=== AIM 1 ===
Put the listing, from its first line down to the line containing "450, 238, 462]" (both included), into a Markdown table with the columns Row and Line. Leave out blank lines.

=== READING PASSAGE ===
>> Start

Dear All- Given below is a question from schweser. Kindly help Two samples were drawn from two normally distributed populations. For the first sample, the mean was $50 and the standard deviation was $5. For the second sample, the mean was $55 and the standard deviation was $6. The first sample consists of 25 observations and the second sample consists of36 observations. My question is which test statistic (Either t or z) should be used to analyse sample one and sample two (Please give reasons also)
Because the first sample is small (less than 30), use a t-statistic.
Because the second sample is large (30 or greater), you can use a z-statistic, though a t-statistic is acceptable (but a little more conservative).
Dear Magician- In schweser one table of rules for selecting tests is given. according to it if population variance is unknown t statistic should be used. for large populations also the t statistic can be used though it is conservative. Your answer is in agreement with that but reason you gave is “sample size small”. What is the real reason 1) smallness of sample or 2) not knowing variance.
I am slightly confused, please guide.
One more point - according to rules of schweser, if population variance is know z test can be used irrespective of size of sample.
You should not use the Z-statistic for a dataset with an unknown population variance. It might be acceptable if the sample size is large enough, but as S2k said, it’s more conservative to use the t-distribution.
Use t for the first, and z for the second.
Z-test cannot always be used irrespective of sample size. For instance, in the case of a small sample from a non-normal distribution we cannot use a t or a z-test.
The matter of small vs large sample brings in to play the Central Limit Theorem. When a sample size is small, the sampling distribution of x-bar is not necessarily normally distributed. Therefore, in a small sample, we must have a normal distribution for the population in order for any tests to be valid.
If we have a sufficiently large sample (convention and research shows around 30 and higher), the sampling distribution of x-bar will be normally distributed. In this case, we don’t need to have a normally distributed population, because the sampling distribution of x-bar will be normally distributed.
The t-distribtuion actually depends on the degrees of freedom, and this distribution converges to the z distribution as the sample size increases.
So, we can see that with a large enough sample, the CLT allows us to use a z-distribution, and the t-distributiion will converge to this z-distribution as n increases. With a small sample, we can’t rely on the central limit theorem, and need a more conservative distribution that accounts for the degrees of freedom in our sample-- so a t-distribution comes in to use, so long as we know (assume in most cases) the population is normally distributed.
Thanks a lot guys. This has cleared my doubts.
Good to hear.

>> End

=== AIM 2 ===
According to the forum thread, what distribution does the t-distribution converge to as the sample size increases?

=== RECORDS TO PROCESS ===
>> Start

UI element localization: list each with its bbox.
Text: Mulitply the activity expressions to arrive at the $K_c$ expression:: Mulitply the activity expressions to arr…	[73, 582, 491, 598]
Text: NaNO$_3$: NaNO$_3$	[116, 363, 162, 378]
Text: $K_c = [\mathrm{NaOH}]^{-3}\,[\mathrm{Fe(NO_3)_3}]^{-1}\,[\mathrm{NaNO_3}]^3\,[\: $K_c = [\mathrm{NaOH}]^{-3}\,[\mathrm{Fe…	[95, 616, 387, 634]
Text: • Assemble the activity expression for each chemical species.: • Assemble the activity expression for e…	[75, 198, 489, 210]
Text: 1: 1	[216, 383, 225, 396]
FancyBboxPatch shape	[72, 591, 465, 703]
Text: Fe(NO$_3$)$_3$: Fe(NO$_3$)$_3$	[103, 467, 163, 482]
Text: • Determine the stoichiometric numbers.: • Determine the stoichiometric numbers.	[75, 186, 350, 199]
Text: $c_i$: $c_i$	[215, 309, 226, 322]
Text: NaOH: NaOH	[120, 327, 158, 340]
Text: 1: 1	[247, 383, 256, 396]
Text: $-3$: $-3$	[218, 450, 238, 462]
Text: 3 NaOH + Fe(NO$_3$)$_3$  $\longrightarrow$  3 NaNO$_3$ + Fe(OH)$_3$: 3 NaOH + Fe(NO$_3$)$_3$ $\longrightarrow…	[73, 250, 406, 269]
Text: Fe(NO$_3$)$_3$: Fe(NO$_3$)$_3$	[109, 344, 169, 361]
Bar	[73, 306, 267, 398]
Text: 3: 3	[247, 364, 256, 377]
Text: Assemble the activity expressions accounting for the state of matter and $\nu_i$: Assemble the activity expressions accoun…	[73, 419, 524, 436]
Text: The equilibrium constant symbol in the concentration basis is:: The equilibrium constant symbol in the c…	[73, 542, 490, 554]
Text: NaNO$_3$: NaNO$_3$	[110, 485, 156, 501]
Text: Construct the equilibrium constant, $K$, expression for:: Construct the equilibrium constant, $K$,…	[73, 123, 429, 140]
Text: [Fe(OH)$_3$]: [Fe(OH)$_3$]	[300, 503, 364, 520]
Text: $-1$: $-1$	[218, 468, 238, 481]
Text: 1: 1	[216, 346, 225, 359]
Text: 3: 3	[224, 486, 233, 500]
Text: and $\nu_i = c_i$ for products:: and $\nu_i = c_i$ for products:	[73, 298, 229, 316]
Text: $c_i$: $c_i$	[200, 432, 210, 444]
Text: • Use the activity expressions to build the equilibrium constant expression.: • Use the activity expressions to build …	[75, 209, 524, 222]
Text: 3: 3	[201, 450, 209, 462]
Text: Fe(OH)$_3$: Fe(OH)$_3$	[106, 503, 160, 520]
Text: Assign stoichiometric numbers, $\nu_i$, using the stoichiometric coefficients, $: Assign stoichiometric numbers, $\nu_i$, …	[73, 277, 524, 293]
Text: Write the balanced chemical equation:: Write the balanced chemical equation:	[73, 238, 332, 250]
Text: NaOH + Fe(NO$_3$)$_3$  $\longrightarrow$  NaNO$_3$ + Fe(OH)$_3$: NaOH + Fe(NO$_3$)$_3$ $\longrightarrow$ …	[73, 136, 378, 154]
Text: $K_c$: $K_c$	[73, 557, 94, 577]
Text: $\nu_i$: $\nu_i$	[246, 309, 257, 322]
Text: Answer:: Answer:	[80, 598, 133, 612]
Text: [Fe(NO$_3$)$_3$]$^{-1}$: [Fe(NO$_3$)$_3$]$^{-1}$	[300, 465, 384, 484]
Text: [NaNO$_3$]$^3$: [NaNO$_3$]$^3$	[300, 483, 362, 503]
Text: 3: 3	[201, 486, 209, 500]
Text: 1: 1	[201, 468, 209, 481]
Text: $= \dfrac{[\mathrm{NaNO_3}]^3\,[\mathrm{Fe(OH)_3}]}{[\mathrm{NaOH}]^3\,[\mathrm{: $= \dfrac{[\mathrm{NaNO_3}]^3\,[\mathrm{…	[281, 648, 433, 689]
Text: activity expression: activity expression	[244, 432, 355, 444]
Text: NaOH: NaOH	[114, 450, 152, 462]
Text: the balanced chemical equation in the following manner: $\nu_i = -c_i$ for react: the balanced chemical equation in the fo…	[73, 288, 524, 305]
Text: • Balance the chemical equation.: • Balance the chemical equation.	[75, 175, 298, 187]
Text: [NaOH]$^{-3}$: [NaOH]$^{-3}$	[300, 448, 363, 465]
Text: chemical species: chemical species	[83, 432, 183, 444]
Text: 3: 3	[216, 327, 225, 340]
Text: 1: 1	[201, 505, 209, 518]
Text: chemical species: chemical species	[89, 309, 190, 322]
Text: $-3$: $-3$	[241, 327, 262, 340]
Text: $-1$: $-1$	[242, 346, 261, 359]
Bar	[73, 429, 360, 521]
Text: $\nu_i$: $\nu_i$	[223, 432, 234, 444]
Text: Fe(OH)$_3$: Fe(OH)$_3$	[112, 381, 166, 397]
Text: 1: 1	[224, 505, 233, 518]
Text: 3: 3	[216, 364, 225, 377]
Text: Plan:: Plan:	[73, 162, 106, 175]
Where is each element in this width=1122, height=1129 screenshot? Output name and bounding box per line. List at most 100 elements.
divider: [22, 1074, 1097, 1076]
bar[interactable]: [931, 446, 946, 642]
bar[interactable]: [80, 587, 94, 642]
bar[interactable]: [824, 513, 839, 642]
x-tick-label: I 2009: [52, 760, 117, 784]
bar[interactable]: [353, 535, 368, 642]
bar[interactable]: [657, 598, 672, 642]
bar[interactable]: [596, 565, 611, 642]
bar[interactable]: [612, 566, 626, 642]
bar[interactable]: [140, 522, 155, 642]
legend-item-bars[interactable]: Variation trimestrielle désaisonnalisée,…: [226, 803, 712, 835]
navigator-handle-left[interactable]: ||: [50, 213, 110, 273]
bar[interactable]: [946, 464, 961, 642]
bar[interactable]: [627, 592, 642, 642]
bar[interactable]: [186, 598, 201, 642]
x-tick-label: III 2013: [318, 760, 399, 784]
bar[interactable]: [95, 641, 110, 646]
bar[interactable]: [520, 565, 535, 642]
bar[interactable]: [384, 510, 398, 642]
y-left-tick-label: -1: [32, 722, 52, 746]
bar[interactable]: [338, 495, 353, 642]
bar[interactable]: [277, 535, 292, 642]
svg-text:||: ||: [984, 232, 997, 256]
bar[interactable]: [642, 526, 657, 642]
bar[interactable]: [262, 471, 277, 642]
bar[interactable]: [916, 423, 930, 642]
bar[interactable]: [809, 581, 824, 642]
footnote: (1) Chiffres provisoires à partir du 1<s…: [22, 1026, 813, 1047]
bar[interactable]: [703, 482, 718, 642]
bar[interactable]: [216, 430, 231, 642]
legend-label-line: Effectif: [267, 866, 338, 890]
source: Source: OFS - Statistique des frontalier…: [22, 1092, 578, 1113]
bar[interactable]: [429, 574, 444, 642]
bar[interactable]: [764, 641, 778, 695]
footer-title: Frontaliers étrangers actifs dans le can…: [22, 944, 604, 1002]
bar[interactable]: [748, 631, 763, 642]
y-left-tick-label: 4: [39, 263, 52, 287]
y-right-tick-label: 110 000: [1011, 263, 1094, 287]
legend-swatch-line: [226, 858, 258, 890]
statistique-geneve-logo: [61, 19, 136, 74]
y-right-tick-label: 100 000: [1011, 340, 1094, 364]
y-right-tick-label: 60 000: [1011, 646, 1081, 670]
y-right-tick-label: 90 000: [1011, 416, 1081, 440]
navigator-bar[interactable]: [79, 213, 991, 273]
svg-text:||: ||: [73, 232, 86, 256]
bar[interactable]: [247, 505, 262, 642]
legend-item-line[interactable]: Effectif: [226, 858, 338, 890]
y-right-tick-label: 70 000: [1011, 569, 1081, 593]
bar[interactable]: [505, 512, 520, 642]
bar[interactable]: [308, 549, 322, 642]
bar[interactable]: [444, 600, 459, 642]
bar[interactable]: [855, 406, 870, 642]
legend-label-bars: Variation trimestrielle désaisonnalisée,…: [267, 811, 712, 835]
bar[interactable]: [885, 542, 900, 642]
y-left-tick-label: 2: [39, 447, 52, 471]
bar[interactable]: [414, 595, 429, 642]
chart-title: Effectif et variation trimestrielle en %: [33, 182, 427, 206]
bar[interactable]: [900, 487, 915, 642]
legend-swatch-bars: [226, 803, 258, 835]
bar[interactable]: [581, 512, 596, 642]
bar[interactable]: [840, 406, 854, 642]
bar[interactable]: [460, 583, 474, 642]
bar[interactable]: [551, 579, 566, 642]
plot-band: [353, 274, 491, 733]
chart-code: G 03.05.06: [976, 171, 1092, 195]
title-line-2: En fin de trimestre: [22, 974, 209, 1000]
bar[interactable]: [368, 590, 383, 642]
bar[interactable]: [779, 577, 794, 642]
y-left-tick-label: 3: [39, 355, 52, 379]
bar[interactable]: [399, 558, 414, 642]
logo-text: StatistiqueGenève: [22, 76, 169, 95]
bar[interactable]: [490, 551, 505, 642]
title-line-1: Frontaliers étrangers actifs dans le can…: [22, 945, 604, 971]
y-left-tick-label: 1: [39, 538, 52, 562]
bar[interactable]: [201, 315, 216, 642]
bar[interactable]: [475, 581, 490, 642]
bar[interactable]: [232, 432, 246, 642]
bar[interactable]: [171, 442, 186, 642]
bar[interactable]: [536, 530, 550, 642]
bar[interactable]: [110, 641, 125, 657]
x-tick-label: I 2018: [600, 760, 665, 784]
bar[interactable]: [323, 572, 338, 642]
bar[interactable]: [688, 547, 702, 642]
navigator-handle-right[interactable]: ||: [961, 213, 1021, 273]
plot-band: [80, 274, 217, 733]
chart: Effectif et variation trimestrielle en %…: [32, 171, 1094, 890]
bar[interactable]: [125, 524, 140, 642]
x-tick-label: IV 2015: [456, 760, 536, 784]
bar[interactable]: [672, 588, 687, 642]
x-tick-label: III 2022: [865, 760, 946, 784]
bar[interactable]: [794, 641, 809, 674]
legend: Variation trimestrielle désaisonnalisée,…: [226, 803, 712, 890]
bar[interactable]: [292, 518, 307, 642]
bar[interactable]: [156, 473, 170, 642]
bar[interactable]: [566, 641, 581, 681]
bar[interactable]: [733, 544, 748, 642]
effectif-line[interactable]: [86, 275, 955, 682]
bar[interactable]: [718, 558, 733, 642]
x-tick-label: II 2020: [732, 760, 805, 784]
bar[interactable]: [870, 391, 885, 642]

>> End

=== WRITTEN ANSWER 1 ===
| Row | Line |
|---|---|
| 1 | UI element localization: list each with its bbox. |
| 2 | Text: Mulitply the activity expressions to arrive at the $K_c$ expression:: Mulitply the activity expressions to arr…	[73, 582, 491, 598] |
| 3 | Text: NaNO$_3$: NaNO$_3$	[116, 363, 162, 378] |
| 4 | Text: $K_c = [\mathrm{NaOH}]^{-3}\,[\mathrm{Fe(NO_3)_3}]^{-1}\,[\mathrm{NaNO_3}]^3\,[\: $K_c = [\mathrm{NaOH}]^{-3}\,[\mathrm{Fe…	[95, 616, 387, 634] |
| 5 | Text: • Assemble the activity expression for each chemical species.: • Assemble the activity expression for e…	[75, 198, 489, 210] |
| 6 | Text: 1: 1	[216, 383, 225, 396] |
| 7 | FancyBboxPatch shape	[72, 591, 465, 703] |
| 8 | Text: Fe(NO$_3$)$_3$: Fe(NO$_3$)$_3$	[103, 467, 163, 482] |
| 9 | Text: • Determine the stoichiometric numbers.: • Determine the stoichiometric numbers.	[75, 186, 350, 199] |
| 10 | Text: $c_i$: $c_i$	[215, 309, 226, 322] |
| 11 | Text: NaOH: NaOH	[120, 327, 158, 340] |
| 12 | Text: 1: 1	[247, 383, 256, 396] |
| 13 | Text: $-3$: $-3$	[218, 450, 238, 462] |

=== WRITTEN ANSWER 2 ===
The z distribution.